◆ WHAT TO DO ◆
Report every line from the material that contains the word "individuelles".

◆ SUPPLIED INFORMATION ◆
⁂

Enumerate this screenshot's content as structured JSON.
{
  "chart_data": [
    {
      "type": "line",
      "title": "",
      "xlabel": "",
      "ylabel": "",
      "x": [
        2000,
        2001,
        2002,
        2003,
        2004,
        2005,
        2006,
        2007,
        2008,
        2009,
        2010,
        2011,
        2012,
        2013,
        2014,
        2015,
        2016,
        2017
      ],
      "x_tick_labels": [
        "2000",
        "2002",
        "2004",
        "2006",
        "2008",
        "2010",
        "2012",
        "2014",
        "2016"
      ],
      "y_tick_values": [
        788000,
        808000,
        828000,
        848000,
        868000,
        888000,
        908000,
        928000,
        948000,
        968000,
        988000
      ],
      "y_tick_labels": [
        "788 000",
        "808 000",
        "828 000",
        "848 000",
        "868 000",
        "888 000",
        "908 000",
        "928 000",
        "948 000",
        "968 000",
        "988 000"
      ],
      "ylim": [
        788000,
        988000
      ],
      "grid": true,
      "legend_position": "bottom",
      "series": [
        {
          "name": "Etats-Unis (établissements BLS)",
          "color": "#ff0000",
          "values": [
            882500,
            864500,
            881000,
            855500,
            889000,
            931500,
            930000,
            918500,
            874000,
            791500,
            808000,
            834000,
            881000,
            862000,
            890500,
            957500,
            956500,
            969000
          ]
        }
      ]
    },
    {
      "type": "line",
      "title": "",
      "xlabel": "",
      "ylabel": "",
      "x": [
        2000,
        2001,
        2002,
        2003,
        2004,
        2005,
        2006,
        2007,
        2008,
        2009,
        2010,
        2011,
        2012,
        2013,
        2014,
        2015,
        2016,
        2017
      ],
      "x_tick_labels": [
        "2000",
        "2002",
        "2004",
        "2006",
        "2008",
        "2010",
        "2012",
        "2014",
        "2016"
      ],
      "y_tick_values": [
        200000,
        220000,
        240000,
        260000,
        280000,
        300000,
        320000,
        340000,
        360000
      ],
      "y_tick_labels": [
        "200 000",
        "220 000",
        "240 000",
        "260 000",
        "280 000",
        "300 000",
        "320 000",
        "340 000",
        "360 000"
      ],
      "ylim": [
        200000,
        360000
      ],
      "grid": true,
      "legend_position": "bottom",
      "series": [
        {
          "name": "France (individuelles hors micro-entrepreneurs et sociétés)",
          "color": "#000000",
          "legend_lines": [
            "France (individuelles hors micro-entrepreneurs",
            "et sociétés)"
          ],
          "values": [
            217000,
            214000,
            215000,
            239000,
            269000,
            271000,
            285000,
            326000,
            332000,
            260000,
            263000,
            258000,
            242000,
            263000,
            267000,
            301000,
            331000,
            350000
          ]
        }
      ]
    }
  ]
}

⁂

◆ RESULT FOR THIS TASK ◆
          "name": "France (individuelles hors micro-entrepreneurs et sociétés)",
            "France (individuelles hors micro-entrepreneurs",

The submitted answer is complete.